** Requirements **
Pictures stay out of the copy; restate everything else in the material exactly.

** Extracted records **
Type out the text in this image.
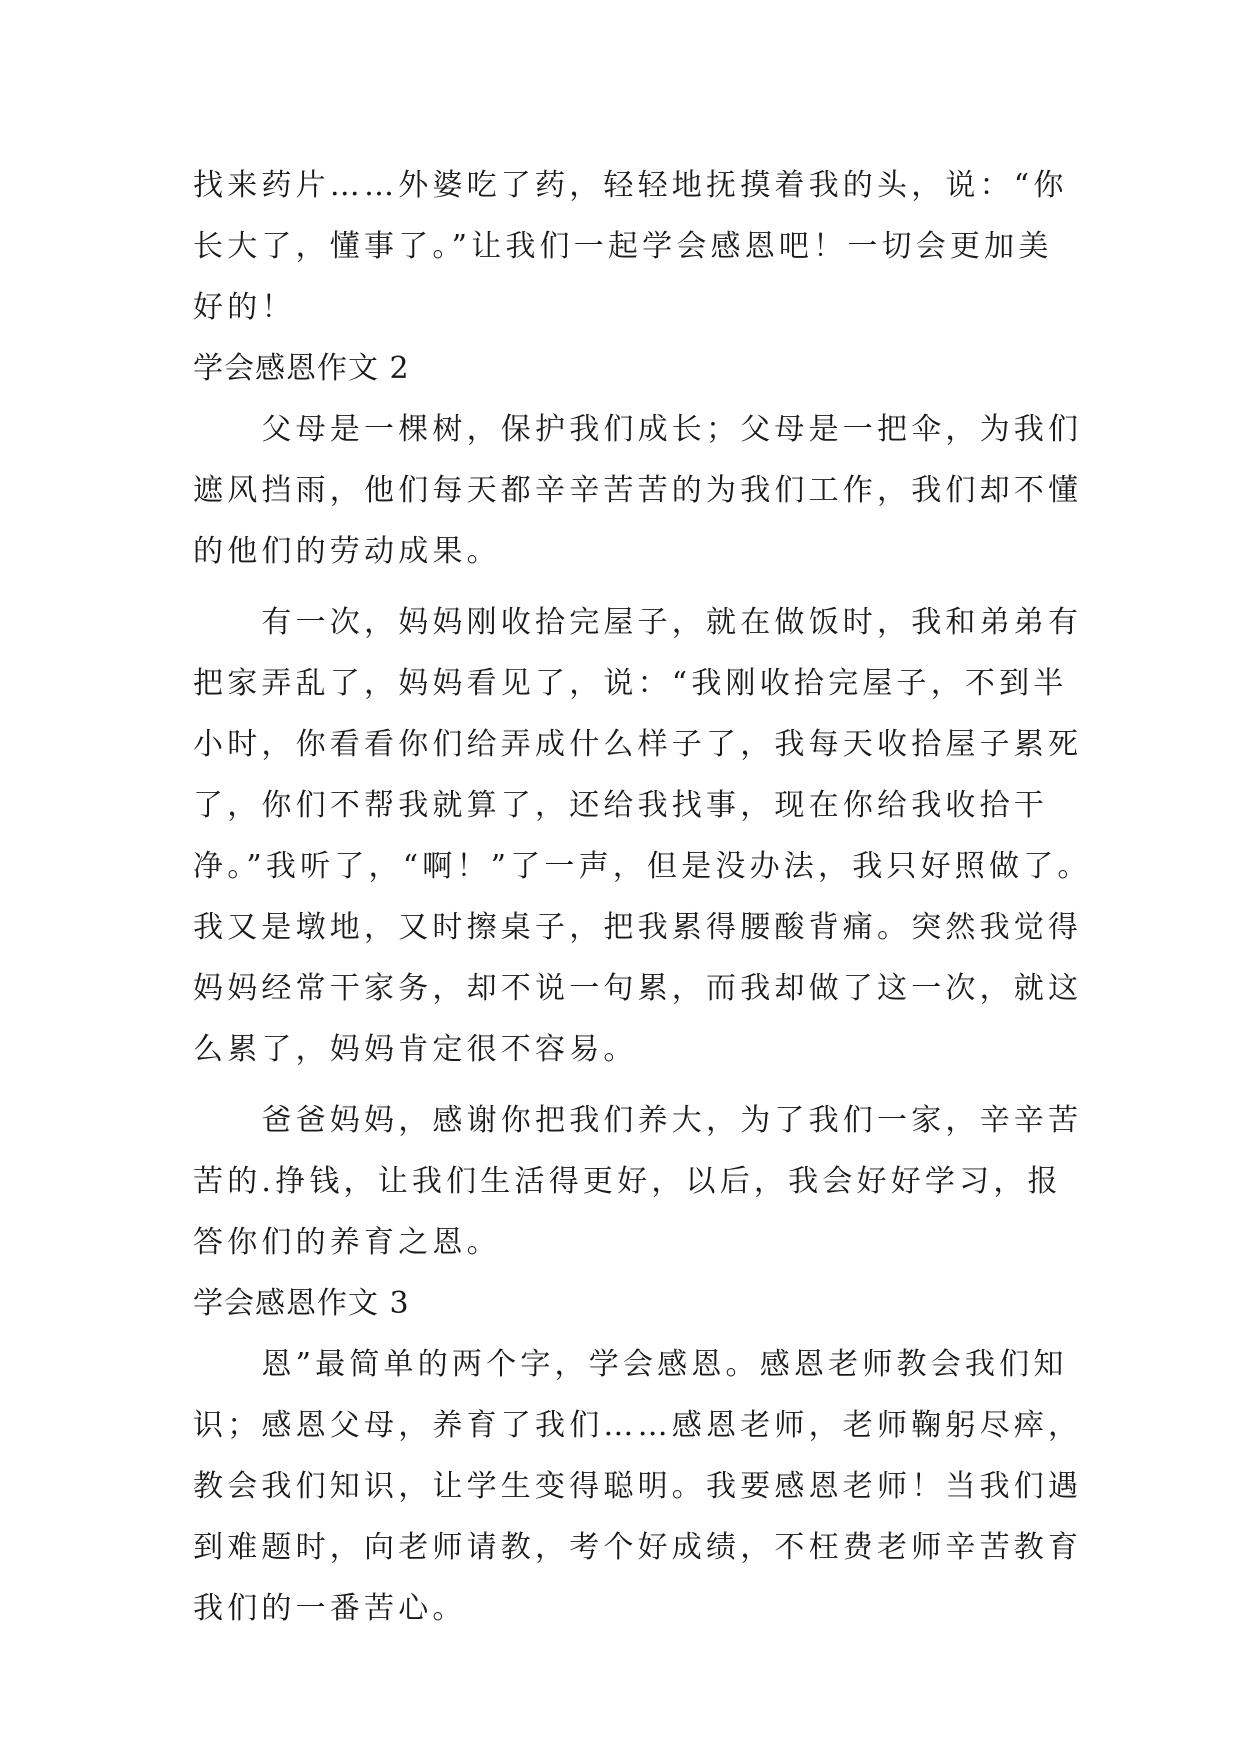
找来药片……外婆吃了药，轻轻地抚摸着我的头，说：“你

长大了，懂事了。”让我们一起学会感恩吧！一切会更加美

好的！

学会感恩作文 2

　　父母是一棵树，保护我们成长；父母是一把伞，为我们

遮风挡雨，他们每天都辛辛苦苦的为我们工作，我们却不懂

的他们的劳动成果。

　　有一次，妈妈刚收拾完屋子，就在做饭时，我和弟弟有

把家弄乱了，妈妈看见了，说：“我刚收拾完屋子，不到半

小时，你看看你们给弄成什么样子了，我每天收拾屋子累死

了，你们不帮我就算了，还给我找事，现在你给我收拾干

净。”我听了，“啊！”了一声，但是没办法，我只好照做了。

我又是墩地，又时擦桌子，把我累得腰酸背痛。突然我觉得

妈妈经常干家务，却不说一句累，而我却做了这一次，就这

么累了，妈妈肯定很不容易。

　　爸爸妈妈，感谢你把我们养大，为了我们一家，辛辛苦

苦的.挣钱，让我们生活得更好，以后，我会好好学习，报

答你们的养育之恩。

学会感恩作文 3

　　恩”最简单的两个字，学会感恩。感恩老师教会我们知

识；感恩父母，养育了我们……感恩老师，老师鞠躬尽瘁，

教会我们知识，让学生变得聪明。我要感恩老师！当我们遇

到难题时，向老师请教，考个好成绩，不枉费老师辛苦教育

我们的一番苦心。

** Reply **
Type out the text in this image.
找来药片……外婆吃了药，轻轻地抚摸着我的头，说：“你

长大了，懂事了。”让我们一起学会感恩吧！一切会更加美

好的！

学会感恩作文 2

　　父母是一棵树，保护我们成长；父母是一把伞，为我们

遮风挡雨，他们每天都辛辛苦苦的为我们工作，我们却不懂

的他们的劳动成果。

　　有一次，妈妈刚收拾完屋子，就在做饭时，我和弟弟有

把家弄乱了，妈妈看见了，说：“我刚收拾完屋子，不到半

小时，你看看你们给弄成什么样子了，我每天收拾屋子累死

了，你们不帮我就算了，还给我找事，现在你给我收拾干

净。”我听了，“啊！”了一声，但是没办法，我只好照做了。

我又是墩地，又时擦桌子，把我累得腰酸背痛。突然我觉得

妈妈经常干家务，却不说一句累，而我却做了这一次，就这

么累了，妈妈肯定很不容易。

　　爸爸妈妈，感谢你把我们养大，为了我们一家，辛辛苦

苦的.挣钱，让我们生活得更好，以后，我会好好学习，报

答你们的养育之恩。

学会感恩作文 3

　　恩”最简单的两个字，学会感恩。感恩老师教会我们知

识；感恩父母，养育了我们……感恩老师，老师鞠躬尽瘁，

教会我们知识，让学生变得聪明。我要感恩老师！当我们遇

到难题时，向老师请教，考个好成绩，不枉费老师辛苦教育

我们的一番苦心。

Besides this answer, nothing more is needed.